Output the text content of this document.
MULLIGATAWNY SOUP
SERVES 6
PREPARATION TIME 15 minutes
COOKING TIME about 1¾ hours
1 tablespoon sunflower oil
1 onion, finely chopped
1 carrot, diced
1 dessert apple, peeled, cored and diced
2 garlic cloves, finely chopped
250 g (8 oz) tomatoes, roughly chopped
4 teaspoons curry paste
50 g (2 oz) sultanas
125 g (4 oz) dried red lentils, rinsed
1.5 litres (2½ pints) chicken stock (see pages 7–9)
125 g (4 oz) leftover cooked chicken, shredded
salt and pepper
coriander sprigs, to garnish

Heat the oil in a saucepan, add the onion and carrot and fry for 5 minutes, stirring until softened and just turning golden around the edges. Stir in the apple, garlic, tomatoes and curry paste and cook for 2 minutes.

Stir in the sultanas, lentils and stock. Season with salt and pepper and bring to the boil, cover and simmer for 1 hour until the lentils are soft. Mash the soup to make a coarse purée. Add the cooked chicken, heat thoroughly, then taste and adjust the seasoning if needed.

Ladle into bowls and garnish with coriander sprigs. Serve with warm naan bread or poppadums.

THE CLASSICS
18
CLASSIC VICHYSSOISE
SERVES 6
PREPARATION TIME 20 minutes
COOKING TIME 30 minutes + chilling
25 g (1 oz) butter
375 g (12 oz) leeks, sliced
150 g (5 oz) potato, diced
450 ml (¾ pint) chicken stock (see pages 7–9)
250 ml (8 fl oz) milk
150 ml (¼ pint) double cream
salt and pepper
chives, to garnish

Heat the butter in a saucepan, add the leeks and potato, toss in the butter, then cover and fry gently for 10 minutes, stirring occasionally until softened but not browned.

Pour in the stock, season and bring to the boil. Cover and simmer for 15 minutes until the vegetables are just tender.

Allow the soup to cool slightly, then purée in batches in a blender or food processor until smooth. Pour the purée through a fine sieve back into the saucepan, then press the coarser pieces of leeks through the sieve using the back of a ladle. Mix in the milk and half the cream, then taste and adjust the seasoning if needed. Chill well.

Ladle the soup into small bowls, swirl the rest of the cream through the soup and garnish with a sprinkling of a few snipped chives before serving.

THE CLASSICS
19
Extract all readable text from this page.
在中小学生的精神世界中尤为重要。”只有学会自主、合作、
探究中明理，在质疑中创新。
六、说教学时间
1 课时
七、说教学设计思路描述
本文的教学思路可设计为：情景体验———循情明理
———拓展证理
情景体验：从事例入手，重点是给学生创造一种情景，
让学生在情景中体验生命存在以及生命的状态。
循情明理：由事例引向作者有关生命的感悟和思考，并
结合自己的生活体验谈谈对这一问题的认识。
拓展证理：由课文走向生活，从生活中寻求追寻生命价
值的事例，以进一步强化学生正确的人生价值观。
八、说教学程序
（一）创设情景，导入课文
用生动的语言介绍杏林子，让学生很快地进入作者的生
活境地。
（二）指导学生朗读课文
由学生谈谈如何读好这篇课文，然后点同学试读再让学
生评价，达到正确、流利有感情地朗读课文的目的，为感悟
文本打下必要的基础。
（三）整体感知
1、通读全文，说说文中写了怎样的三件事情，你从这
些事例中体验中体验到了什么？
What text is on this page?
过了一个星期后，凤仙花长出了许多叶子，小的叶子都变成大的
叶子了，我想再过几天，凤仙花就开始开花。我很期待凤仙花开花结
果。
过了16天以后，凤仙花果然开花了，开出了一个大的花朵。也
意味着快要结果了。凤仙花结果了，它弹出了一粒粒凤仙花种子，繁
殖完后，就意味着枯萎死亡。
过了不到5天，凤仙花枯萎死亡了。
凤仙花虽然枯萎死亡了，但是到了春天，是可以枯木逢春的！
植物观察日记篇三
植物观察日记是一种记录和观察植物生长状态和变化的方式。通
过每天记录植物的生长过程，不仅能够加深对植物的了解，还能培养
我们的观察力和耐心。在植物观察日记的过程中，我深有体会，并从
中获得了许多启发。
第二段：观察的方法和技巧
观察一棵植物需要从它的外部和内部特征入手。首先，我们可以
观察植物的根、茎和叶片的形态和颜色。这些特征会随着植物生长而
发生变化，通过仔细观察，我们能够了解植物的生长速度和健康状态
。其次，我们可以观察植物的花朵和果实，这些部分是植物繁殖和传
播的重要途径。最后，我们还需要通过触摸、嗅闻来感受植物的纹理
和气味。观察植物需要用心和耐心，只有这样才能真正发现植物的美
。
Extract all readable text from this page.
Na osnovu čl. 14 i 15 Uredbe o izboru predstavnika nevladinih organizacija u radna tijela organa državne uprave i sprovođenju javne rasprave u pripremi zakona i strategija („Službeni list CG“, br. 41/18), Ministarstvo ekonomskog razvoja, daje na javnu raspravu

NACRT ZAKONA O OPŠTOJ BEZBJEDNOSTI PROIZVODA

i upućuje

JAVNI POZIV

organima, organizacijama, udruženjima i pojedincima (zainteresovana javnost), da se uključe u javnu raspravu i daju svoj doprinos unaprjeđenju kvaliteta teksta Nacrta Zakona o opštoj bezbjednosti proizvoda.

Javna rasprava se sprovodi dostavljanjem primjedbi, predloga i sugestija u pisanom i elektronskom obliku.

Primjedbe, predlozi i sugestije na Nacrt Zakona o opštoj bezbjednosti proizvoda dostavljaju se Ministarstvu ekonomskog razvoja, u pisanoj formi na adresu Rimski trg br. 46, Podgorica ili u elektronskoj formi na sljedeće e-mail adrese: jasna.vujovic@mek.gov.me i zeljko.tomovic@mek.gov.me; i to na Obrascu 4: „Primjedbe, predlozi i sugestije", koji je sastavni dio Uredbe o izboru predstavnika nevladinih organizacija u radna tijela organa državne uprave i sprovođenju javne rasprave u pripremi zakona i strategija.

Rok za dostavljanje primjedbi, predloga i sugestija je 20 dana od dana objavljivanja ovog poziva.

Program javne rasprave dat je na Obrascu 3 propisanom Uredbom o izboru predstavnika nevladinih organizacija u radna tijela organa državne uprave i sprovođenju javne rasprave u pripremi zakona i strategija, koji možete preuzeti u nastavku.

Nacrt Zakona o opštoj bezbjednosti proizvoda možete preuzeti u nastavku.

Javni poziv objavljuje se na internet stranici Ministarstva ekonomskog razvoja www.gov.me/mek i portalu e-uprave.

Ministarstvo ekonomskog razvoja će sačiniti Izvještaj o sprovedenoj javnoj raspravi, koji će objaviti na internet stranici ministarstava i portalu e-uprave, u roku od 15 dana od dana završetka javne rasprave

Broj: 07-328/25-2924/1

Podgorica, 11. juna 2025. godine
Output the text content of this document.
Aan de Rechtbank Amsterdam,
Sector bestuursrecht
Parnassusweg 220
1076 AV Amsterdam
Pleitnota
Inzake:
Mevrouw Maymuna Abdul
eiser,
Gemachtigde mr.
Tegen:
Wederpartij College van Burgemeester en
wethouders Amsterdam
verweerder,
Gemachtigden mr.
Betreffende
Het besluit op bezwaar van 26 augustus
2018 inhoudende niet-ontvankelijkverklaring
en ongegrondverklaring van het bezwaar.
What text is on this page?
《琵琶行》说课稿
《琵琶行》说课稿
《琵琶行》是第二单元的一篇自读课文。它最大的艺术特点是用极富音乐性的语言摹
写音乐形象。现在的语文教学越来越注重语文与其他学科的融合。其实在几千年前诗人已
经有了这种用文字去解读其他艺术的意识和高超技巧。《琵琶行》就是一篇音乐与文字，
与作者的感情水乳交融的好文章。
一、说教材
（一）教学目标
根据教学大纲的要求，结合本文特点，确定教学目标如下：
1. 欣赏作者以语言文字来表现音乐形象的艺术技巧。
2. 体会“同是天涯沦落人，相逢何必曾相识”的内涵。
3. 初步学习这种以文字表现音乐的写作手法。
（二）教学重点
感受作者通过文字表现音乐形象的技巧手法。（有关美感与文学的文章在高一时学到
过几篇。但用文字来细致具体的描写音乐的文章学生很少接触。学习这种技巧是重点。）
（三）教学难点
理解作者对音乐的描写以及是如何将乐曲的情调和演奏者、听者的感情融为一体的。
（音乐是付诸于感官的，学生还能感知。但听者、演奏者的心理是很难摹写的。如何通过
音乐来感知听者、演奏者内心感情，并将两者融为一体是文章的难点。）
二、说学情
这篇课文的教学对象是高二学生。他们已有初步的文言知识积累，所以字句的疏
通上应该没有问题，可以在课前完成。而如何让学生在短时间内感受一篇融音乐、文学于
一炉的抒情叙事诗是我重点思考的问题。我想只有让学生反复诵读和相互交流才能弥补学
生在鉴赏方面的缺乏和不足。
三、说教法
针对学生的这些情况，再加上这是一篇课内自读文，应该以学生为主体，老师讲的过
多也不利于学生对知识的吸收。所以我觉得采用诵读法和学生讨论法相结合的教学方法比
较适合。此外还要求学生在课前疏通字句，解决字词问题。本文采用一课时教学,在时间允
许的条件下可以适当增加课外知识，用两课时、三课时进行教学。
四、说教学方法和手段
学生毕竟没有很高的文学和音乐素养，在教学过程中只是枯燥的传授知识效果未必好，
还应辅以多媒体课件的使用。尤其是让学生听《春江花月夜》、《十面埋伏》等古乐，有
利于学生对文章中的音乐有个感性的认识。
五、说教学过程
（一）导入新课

◆ REQUIREMENTS ◆
Lines that include the word "Pour" — how many are there in the data? Answer with the number alone.

◆ SOLUTION TO THE PROBLEM ◆
2